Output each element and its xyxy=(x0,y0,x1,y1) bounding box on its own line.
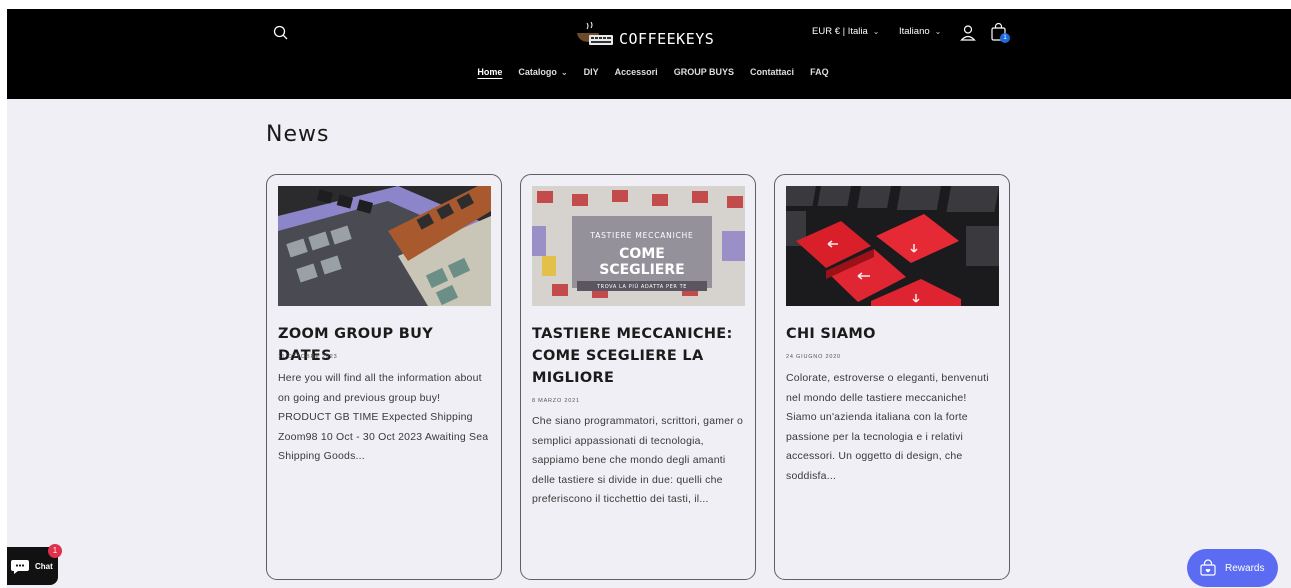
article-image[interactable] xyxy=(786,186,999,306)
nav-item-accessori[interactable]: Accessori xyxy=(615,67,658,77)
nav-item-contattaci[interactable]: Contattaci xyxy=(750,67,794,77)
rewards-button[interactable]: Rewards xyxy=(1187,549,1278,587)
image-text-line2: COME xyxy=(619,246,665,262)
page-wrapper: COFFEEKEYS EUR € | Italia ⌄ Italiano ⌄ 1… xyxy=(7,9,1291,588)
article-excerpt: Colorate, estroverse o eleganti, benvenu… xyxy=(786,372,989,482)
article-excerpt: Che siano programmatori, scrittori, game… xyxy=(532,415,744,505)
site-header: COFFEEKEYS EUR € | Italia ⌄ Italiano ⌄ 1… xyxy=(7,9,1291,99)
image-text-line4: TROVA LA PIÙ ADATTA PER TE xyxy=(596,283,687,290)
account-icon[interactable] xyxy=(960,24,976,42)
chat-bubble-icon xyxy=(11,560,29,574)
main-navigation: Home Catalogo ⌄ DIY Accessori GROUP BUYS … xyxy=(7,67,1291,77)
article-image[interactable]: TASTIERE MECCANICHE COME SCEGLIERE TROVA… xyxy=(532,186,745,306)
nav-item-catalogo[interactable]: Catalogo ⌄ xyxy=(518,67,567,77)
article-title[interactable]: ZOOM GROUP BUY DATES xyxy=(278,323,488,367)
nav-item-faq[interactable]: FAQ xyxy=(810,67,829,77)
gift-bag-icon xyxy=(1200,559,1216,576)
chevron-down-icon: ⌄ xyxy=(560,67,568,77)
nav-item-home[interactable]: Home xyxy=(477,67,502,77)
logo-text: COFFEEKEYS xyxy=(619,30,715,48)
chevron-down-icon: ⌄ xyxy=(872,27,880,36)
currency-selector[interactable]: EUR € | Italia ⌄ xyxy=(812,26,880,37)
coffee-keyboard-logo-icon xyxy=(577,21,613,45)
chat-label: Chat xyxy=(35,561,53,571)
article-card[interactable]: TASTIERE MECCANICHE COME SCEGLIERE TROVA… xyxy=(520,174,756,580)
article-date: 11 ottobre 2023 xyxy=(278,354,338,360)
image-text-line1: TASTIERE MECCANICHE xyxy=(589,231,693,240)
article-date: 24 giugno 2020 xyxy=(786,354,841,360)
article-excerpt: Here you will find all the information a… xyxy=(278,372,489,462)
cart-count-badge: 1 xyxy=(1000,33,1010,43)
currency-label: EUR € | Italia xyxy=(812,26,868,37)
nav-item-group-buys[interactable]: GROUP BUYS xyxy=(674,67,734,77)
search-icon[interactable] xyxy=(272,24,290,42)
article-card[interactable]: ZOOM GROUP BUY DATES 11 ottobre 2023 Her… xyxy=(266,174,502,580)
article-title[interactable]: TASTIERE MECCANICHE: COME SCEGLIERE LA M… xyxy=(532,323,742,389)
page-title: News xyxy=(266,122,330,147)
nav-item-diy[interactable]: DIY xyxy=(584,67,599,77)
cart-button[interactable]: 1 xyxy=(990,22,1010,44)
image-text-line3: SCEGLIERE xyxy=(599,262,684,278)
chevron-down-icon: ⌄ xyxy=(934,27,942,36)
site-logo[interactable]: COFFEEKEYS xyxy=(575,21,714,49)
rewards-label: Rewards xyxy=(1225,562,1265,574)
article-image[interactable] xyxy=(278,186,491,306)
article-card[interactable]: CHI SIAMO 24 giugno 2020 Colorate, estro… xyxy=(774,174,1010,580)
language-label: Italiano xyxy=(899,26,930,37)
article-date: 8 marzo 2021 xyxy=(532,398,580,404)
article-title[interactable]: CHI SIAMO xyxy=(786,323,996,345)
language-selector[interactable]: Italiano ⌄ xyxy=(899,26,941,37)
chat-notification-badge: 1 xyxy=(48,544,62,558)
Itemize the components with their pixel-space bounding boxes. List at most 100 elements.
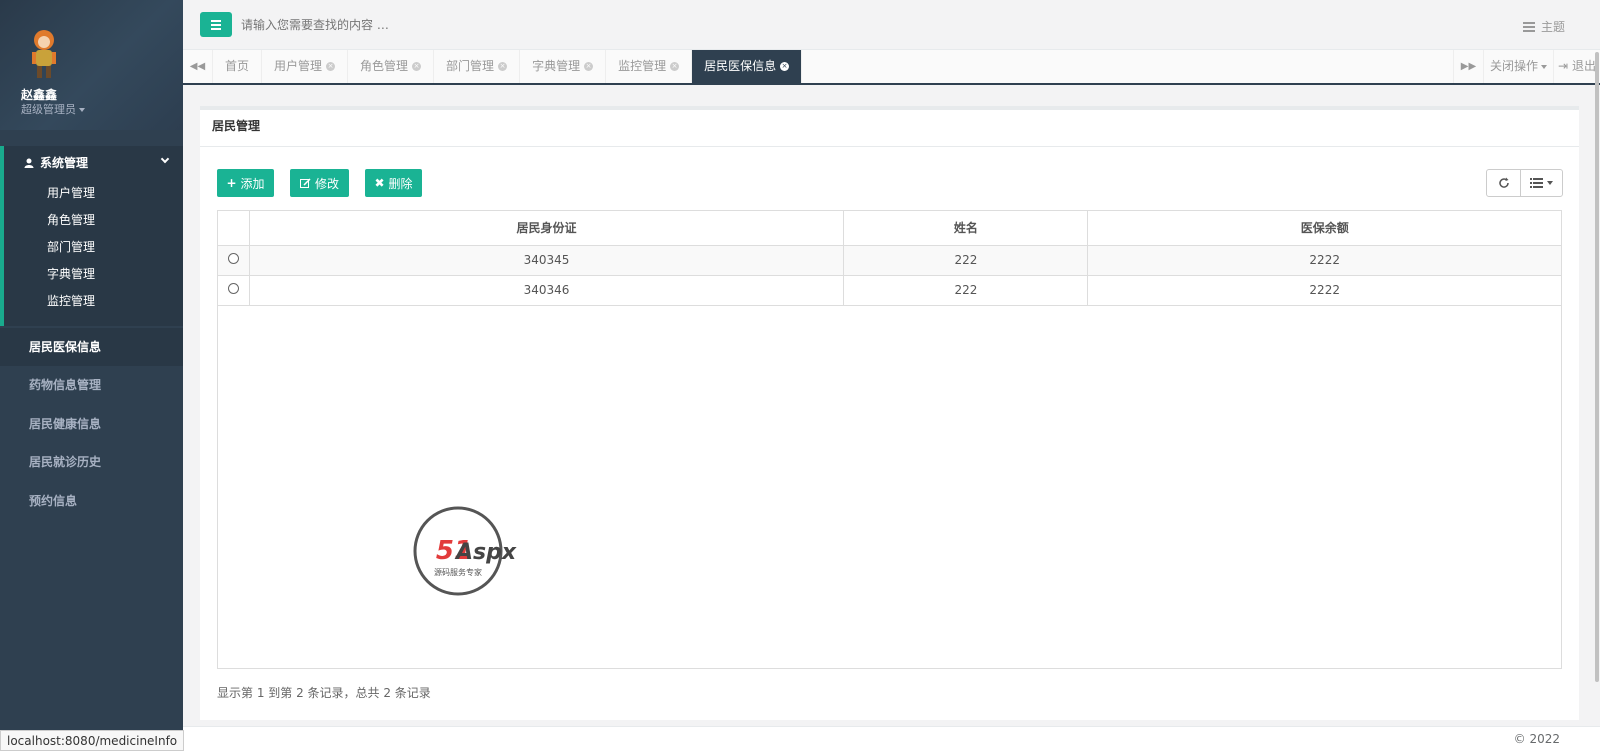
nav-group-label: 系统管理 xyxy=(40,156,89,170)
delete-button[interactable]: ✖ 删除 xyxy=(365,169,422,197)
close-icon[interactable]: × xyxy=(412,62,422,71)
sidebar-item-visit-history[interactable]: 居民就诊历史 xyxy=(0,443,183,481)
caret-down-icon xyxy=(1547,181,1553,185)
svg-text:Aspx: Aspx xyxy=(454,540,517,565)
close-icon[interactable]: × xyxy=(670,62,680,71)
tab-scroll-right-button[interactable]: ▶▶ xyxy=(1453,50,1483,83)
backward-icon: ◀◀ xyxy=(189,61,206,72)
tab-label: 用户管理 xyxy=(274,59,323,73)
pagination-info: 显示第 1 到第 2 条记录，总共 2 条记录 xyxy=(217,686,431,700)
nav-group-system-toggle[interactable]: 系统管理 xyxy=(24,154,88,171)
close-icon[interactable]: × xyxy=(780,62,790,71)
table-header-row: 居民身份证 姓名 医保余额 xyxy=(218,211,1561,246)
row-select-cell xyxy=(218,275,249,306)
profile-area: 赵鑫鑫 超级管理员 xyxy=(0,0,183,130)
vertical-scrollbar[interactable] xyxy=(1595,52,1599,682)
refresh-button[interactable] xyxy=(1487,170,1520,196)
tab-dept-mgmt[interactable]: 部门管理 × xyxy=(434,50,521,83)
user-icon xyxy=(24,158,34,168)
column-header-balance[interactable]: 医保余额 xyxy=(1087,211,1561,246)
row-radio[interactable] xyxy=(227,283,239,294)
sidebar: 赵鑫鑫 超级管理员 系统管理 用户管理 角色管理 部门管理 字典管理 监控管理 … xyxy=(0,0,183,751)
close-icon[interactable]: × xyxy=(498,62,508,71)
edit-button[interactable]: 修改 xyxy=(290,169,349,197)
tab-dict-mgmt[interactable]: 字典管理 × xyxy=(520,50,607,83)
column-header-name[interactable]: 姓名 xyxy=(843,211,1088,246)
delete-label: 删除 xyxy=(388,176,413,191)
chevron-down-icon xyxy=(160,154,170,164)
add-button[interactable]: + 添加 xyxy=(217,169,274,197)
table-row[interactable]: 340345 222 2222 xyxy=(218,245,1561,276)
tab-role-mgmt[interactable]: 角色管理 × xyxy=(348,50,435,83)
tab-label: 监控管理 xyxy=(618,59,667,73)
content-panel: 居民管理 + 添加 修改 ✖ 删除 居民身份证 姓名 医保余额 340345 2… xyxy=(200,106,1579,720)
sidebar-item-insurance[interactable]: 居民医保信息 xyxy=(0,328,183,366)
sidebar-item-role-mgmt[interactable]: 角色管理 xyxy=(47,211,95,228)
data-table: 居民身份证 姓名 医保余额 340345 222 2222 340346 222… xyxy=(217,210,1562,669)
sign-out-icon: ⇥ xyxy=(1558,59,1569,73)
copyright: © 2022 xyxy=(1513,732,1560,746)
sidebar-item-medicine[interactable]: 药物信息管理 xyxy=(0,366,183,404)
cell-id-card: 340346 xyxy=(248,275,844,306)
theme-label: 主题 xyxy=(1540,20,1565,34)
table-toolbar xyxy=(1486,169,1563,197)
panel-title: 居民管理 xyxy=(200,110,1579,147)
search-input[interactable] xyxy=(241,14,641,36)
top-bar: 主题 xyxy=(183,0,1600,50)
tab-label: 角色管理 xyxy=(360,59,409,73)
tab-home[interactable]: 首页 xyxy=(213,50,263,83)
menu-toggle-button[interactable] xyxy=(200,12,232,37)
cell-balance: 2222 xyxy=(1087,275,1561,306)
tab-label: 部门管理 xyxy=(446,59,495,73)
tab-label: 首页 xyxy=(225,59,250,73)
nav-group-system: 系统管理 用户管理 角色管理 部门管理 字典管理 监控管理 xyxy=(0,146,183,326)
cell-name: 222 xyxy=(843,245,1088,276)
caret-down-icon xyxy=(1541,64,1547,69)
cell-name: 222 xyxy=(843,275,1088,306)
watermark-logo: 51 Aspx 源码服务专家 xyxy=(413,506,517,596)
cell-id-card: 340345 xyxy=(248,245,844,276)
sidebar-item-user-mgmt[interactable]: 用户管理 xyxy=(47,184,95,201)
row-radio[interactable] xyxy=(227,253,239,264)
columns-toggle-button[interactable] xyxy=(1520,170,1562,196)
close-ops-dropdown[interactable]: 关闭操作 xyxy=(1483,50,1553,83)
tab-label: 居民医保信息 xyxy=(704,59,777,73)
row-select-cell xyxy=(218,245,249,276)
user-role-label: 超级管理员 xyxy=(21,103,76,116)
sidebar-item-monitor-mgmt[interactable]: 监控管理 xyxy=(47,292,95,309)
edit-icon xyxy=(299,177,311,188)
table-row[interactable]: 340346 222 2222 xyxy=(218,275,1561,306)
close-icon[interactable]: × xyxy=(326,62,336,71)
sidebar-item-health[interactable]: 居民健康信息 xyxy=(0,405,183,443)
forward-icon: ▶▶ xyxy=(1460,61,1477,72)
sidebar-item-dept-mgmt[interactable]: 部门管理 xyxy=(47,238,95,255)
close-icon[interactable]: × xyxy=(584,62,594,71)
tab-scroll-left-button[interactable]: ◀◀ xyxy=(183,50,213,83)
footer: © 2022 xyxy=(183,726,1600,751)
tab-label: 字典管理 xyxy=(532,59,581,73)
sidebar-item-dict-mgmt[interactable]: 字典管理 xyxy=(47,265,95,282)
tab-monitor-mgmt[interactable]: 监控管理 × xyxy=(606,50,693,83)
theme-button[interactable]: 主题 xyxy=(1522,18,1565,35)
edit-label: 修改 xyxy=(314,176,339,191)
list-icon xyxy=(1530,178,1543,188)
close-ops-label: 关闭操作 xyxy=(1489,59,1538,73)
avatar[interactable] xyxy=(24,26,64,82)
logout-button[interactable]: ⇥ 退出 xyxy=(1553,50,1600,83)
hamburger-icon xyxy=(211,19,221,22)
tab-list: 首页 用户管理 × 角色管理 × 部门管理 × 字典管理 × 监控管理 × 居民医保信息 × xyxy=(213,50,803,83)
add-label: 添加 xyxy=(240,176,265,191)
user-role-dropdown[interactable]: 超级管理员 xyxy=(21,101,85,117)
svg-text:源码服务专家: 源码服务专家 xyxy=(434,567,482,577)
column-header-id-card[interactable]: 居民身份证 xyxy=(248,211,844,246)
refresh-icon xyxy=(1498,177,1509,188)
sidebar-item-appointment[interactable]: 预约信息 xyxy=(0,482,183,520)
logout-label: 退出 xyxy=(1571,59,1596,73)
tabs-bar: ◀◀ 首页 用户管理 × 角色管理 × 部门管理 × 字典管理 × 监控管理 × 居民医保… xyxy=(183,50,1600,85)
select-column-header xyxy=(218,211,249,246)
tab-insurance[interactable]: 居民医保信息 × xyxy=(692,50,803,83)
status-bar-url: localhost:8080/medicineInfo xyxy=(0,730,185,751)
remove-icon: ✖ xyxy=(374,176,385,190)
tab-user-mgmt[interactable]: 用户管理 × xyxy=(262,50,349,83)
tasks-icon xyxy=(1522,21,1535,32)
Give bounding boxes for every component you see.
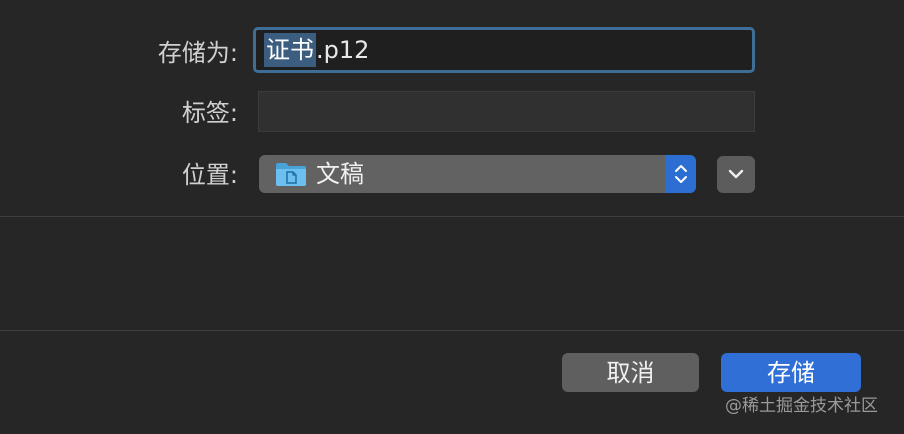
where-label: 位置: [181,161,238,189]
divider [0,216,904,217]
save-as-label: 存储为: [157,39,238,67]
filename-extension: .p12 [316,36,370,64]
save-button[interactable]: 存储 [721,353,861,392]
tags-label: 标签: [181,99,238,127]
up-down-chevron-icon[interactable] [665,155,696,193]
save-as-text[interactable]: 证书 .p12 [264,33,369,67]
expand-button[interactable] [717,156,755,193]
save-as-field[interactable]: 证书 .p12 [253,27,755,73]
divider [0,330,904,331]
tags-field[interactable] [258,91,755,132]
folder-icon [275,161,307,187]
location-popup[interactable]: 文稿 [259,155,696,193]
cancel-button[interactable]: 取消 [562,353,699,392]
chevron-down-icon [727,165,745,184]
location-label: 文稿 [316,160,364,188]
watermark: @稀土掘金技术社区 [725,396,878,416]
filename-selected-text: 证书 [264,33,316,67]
:::::
— GOAL OF THE EXERCISE —
Recast the items beginning at the line that has "nav-group-label: 系统管理 xyxy=(40,156,89,170)" and stopping after the line that has "column-header-name[interactable]: 姓名 xyxy=(843,211,1088,246)" as a JSON list of strings, one string per line, with blank lines left out.

— COMPLETE ANSWER —
[
  "nav-group-label: 系统管理 xyxy=(40,156,89,170)",
  "delete-button[interactable]: ✖ 删除 xyxy=(365,169,422,197)",
  "close-icon[interactable]: × xyxy=(412,62,422,71)",
  "sidebar-item-visit-history[interactable]: 居民就诊历史 xyxy=(0,443,183,481)",
  "caret-down-icon xyxy=(1547,181,1553,185)",
  "svg-text:Aspx: Aspx xyxy=(454,540,517,565)",
  "close-icon[interactable]: × xyxy=(670,62,680,71)",
  "tab-scroll-right-button[interactable]: ▶▶ xyxy=(1453,50,1483,83)",
  "backward-icon: ◀◀ xyxy=(189,61,206,72)",
  "tab-label: 用户管理 xyxy=(274,59,323,73)",
  "pagination-info: 显示第 1 到第 2 条记录，总共 2 条记录 xyxy=(217,686,431,700)",
  "nav-group-system-toggle[interactable]: 系统管理 xyxy=(24,154,88,171)",
  "close-icon[interactable]: × xyxy=(780,62,790,71)",
  "table-header-row: 居民身份证 姓名 医保余额 xyxy=(218,211,1561,246)",
  "row-select-cell xyxy=(218,275,249,306)",
  "profile-area: 赵鑫鑫 超级管理员 xyxy=(0,0,183,130)",
  "vertical-scrollbar[interactable] xyxy=(1595,52,1599,682)",
  "refresh-button[interactable] xyxy=(1487,170,1520,196)",
  "tab-dept-mgmt[interactable]: 部门管理 × xyxy=(434,50,521,83)",
  "user-icon xyxy=(24,158,34,168)",
  "column-header-balance[interactable]: 医保余额 xyxy=(1087,211,1561,246)",
  "row-radio[interactable] xyxy=(227,283,239,294)",
  "sidebar: 赵鑫鑫 超级管理员 系统管理 用户管理 角色管理 部门管理 字典管理 监控管理 … xyxy=(0,0,183,751)",
  "close-icon[interactable]: × xyxy=(498,62,508,71)",
  "edit-button[interactable]: 修改 xyxy=(290,169,349,197)",
  "tab-dict-mgmt[interactable]: 字典管理 × xyxy=(520,50,607,83)",
  "column-header-name[interactable]: 姓名 xyxy=(843,211,1088,246)"
]